____ STORED RECORDS

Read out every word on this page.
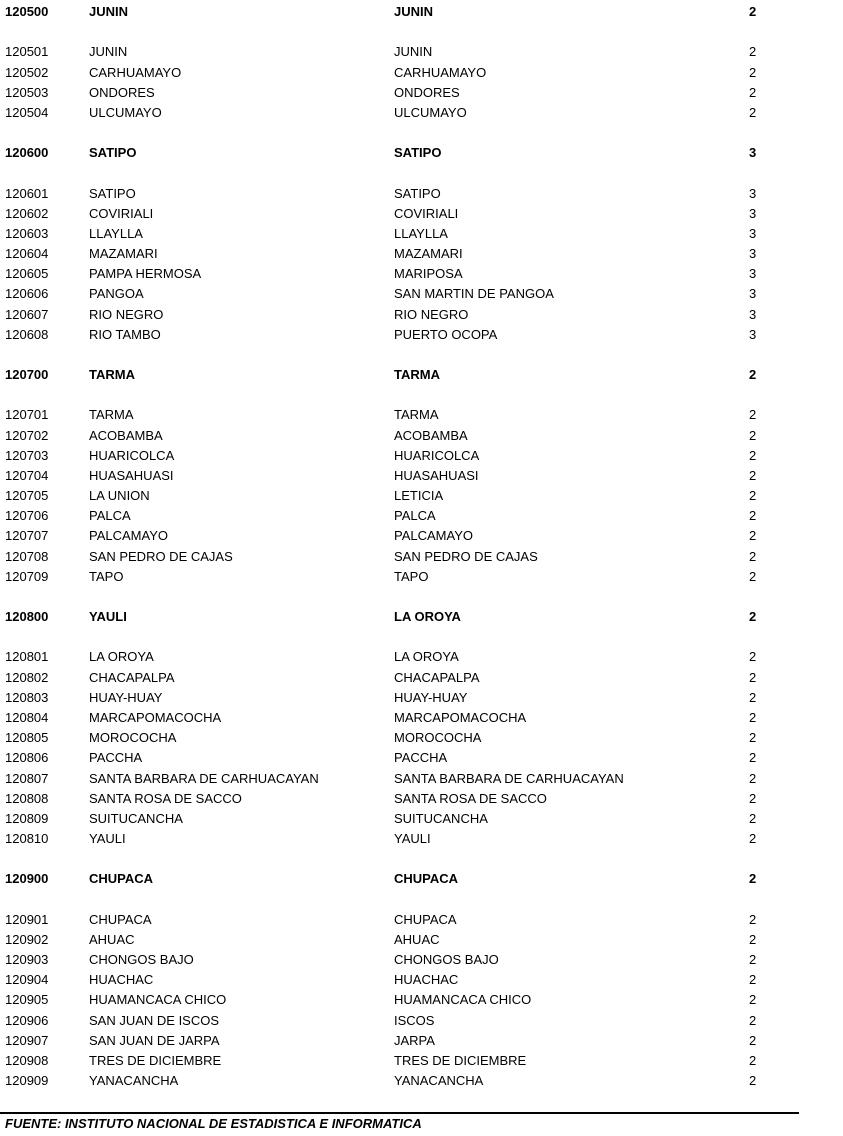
120500	JUNIN	JUNIN	2
120501	JUNIN	JUNIN	2
120502	CARHUAMAYO	CARHUAMAYO	2
120503	ONDORES	ONDORES	2
120504	ULCUMAYO	ULCUMAYO	2
120600	SATIPO	SATIPO	3
120601	SATIPO	SATIPO	3
120602	COVIRIALI	COVIRIALI	3
120603	LLAYLLA	LLAYLLA	3
120604	MAZAMARI	MAZAMARI	3
120605	PAMPA HERMOSA	MARIPOSA	3
120606	PANGOA	SAN MARTIN DE PANGOA	3
120607	RIO NEGRO	RIO NEGRO	3
120608	RIO TAMBO	PUERTO OCOPA	3
120700	TARMA	TARMA	2
120701	TARMA	TARMA	2
120702	ACOBAMBA	ACOBAMBA	2
120703	HUARICOLCA	HUARICOLCA	2
120704	HUASAHUASI	HUASAHUASI	2
120705	LA UNION	LETICIA	2
120706	PALCA	PALCA	2
120707	PALCAMAYO	PALCAMAYO	2
120708	SAN PEDRO DE CAJAS	SAN PEDRO DE CAJAS	2
120709	TAPO	TAPO	2
120800	YAULI	LA OROYA	2
120801	LA OROYA	LA OROYA	2
120802	CHACAPALPA	CHACAPALPA	2
120803	HUAY-HUAY	HUAY-HUAY	2
120804	MARCAPOMACOCHA	MARCAPOMACOCHA	2
120805	MOROCOCHA	MOROCOCHA	2
120806	PACCHA	PACCHA	2
120807	SANTA BARBARA DE CARHUACAYAN	SANTA BARBARA DE CARHUACAYAN	2
120808	SANTA ROSA DE SACCO	SANTA ROSA DE SACCO	2
120809	SUITUCANCHA	SUITUCANCHA	2
120810	YAULI	YAULI	2
120900	CHUPACA	CHUPACA	2
120901	CHUPACA	CHUPACA	2
120902	AHUAC	AHUAC	2
120903	CHONGOS BAJO	CHONGOS BAJO	2
120904	HUACHAC	HUACHAC	2
120905	HUAMANCACA CHICO	HUAMANCACA CHICO	2
120906	SAN JUAN DE ISCOS	ISCOS	2
120907	SAN JUAN DE JARPA	JARPA	2
120908	TRES DE DICIEMBRE	TRES DE DICIEMBRE	2
120909	YANACANCHA	YANACANCHA	2
FUENTE: INSTITUTO NACIONAL DE ESTADISTICA E INFORMATICA
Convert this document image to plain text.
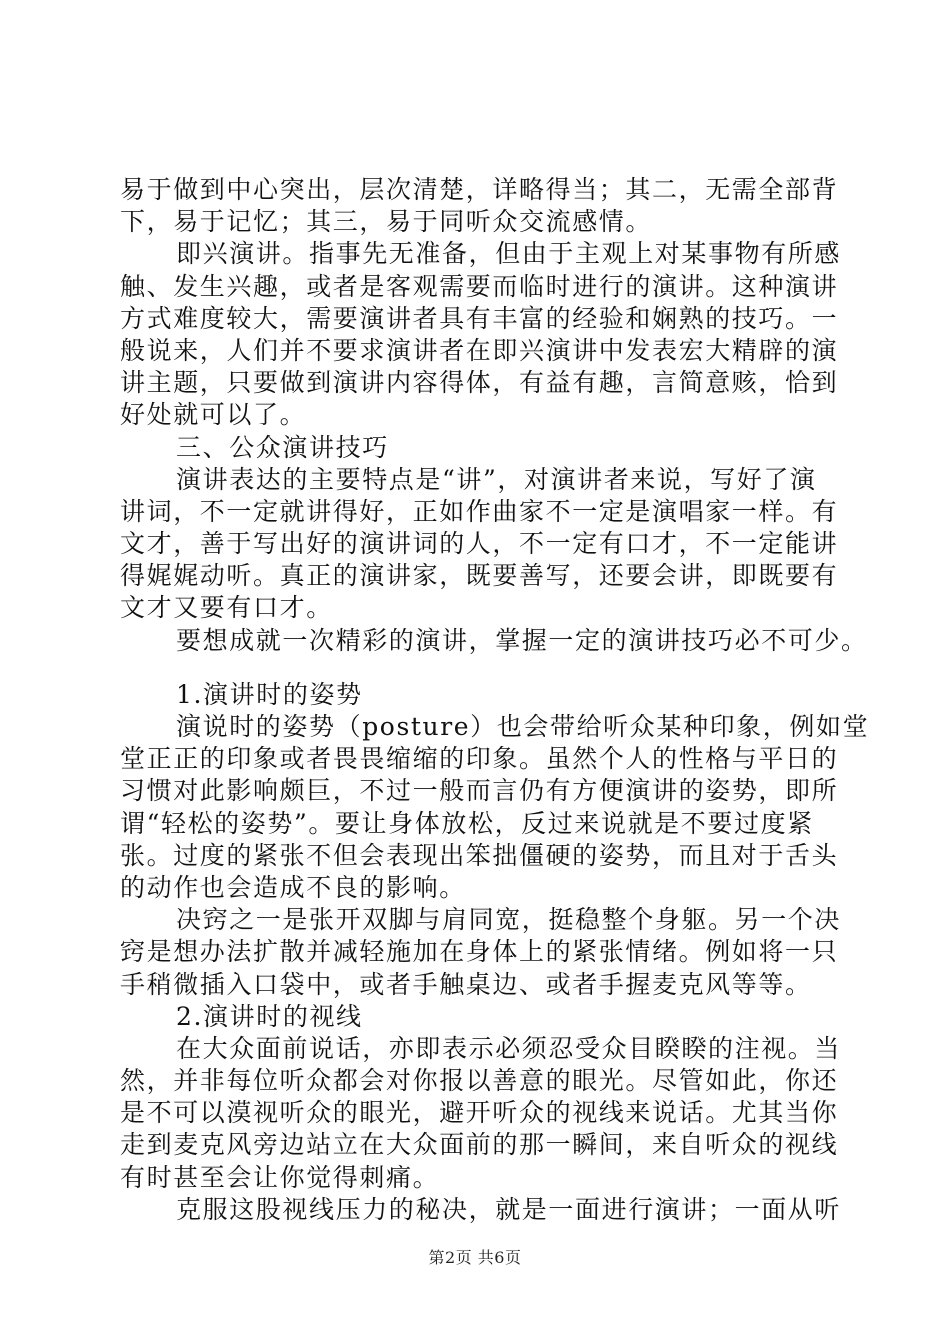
易于做到中心突出，层次清楚，详略得当；其二，无需全部背
下，易于记忆；其三，易于同听众交流感情。
即兴演讲。指事先无准备，但由于主观上对某事物有所感
触、发生兴趣，或者是客观需要而临时进行的演讲。这种演讲
方式难度较大，需要演讲者具有丰富的经验和娴熟的技巧。一
般说来，人们并不要求演讲者在即兴演讲中发表宏大精辟的演
讲主题，只要做到演讲内容得体，有益有趣，言简意赅，恰到
好处就可以了。
三、公众演讲技巧
演讲表达的主要特点是“讲”，对演讲者来说，写好了演
讲词，不一定就讲得好，正如作曲家不一定是演唱家一样。有
文才，善于写出好的演讲词的人，不一定有口才，不一定能讲
得娓娓动听。真正的演讲家，既要善写，还要会讲，即既要有
文才又要有口才。
要想成就一次精彩的演讲，掌握一定的演讲技巧必不可少。
1.演讲时的姿势
演说时的姿势（posture）也会带给听众某种印象，例如堂
堂正正的印象或者畏畏缩缩的印象。虽然个人的性格与平日的
习惯对此影响颇巨，不过一般而言仍有方便演讲的姿势，即所
谓“轻松的姿势”。要让身体放松，反过来说就是不要过度紧
张。过度的紧张不但会表现出笨拙僵硬的姿势，而且对于舌头
的动作也会造成不良的影响。
决窍之一是张开双脚与肩同宽，挺稳整个身躯。另一个决
窍是想办法扩散并减轻施加在身体上的紧张情绪。例如将一只
手稍微插入口袋中，或者手触桌边、或者手握麦克风等等。
2.演讲时的视线
在大众面前说话，亦即表示必须忍受众目睽睽的注视。当
然，并非每位听众都会对你报以善意的眼光。尽管如此，你还
是不可以漠视听众的眼光，避开听众的视线来说话。尤其当你
走到麦克风旁边站立在大众面前的那一瞬间，来自听众的视线
有时甚至会让你觉得刺痛。
克服这股视线压力的秘决，就是一面进行演讲；一面从听
第2页 共6页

________

### EXERCISE OBJECTIVE
Verbatim reproduction of every record is required; images are left out.

### TASK SOLUTION
Read out every word on this page.
120500	JUNIN	JUNIN	2
120501	JUNIN	JUNIN	2
120502	CARHUAMAYO	CARHUAMAYO	2
120503	ONDORES	ONDORES	2
120504	ULCUMAYO	ULCUMAYO	2
120600	SATIPO	SATIPO	3
120601	SATIPO	SATIPO	3
120602	COVIRIALI	COVIRIALI	3
120603	LLAYLLA	LLAYLLA	3
120604	MAZAMARI	MAZAMARI	3
120605	PAMPA HERMOSA	MARIPOSA	3
120606	PANGOA	SAN MARTIN DE PANGOA	3
120607	RIO NEGRO	RIO NEGRO	3
120608	RIO TAMBO	PUERTO OCOPA	3
120700	TARMA	TARMA	2
120701	TARMA	TARMA	2
120702	ACOBAMBA	ACOBAMBA	2
120703	HUARICOLCA	HUARICOLCA	2
120704	HUASAHUASI	HUASAHUASI	2
120705	LA UNION	LETICIA	2
120706	PALCA	PALCA	2
120707	PALCAMAYO	PALCAMAYO	2
120708	SAN PEDRO DE CAJAS	SAN PEDRO DE CAJAS	2
120709	TAPO	TAPO	2
120800	YAULI	LA OROYA	2
120801	LA OROYA	LA OROYA	2
120802	CHACAPALPA	CHACAPALPA	2
120803	HUAY-HUAY	HUAY-HUAY	2
120804	MARCAPOMACOCHA	MARCAPOMACOCHA	2
120805	MOROCOCHA	MOROCOCHA	2
120806	PACCHA	PACCHA	2
120807	SANTA BARBARA DE CARHUACAYAN	SANTA BARBARA DE CARHUACAYAN	2
120808	SANTA ROSA DE SACCO	SANTA ROSA DE SACCO	2
120809	SUITUCANCHA	SUITUCANCHA	2
120810	YAULI	YAULI	2
120900	CHUPACA	CHUPACA	2
120901	CHUPACA	CHUPACA	2
120902	AHUAC	AHUAC	2
120903	CHONGOS BAJO	CHONGOS BAJO	2
120904	HUACHAC	HUACHAC	2
120905	HUAMANCACA CHICO	HUAMANCACA CHICO	2
120906	SAN JUAN DE ISCOS	ISCOS	2
120907	SAN JUAN DE JARPA	JARPA	2
120908	TRES DE DICIEMBRE	TRES DE DICIEMBRE	2
120909	YANACANCHA	YANACANCHA	2
FUENTE: INSTITUTO NACIONAL DE ESTADISTICA E INFORMATICA
Convert this document image to plain text.
易于做到中心突出，层次清楚，详略得当；其二，无需全部背
下，易于记忆；其三，易于同听众交流感情。
即兴演讲。指事先无准备，但由于主观上对某事物有所感
触、发生兴趣，或者是客观需要而临时进行的演讲。这种演讲
方式难度较大，需要演讲者具有丰富的经验和娴熟的技巧。一
般说来，人们并不要求演讲者在即兴演讲中发表宏大精辟的演
讲主题，只要做到演讲内容得体，有益有趣，言简意赅，恰到
好处就可以了。
三、公众演讲技巧
演讲表达的主要特点是“讲”，对演讲者来说，写好了演
讲词，不一定就讲得好，正如作曲家不一定是演唱家一样。有
文才，善于写出好的演讲词的人，不一定有口才，不一定能讲
得娓娓动听。真正的演讲家，既要善写，还要会讲，即既要有
文才又要有口才。
要想成就一次精彩的演讲，掌握一定的演讲技巧必不可少。
1.演讲时的姿势
演说时的姿势（posture）也会带给听众某种印象，例如堂
堂正正的印象或者畏畏缩缩的印象。虽然个人的性格与平日的
习惯对此影响颇巨，不过一般而言仍有方便演讲的姿势，即所
谓“轻松的姿势”。要让身体放松，反过来说就是不要过度紧
张。过度的紧张不但会表现出笨拙僵硬的姿势，而且对于舌头
的动作也会造成不良的影响。
决窍之一是张开双脚与肩同宽，挺稳整个身躯。另一个决
窍是想办法扩散并减轻施加在身体上的紧张情绪。例如将一只
手稍微插入口袋中，或者手触桌边、或者手握麦克风等等。
2.演讲时的视线
在大众面前说话，亦即表示必须忍受众目睽睽的注视。当
然，并非每位听众都会对你报以善意的眼光。尽管如此，你还
是不可以漠视听众的眼光，避开听众的视线来说话。尤其当你
走到麦克风旁边站立在大众面前的那一瞬间，来自听众的视线
有时甚至会让你觉得刺痛。
克服这股视线压力的秘决，就是一面进行演讲；一面从听
第2页 共6页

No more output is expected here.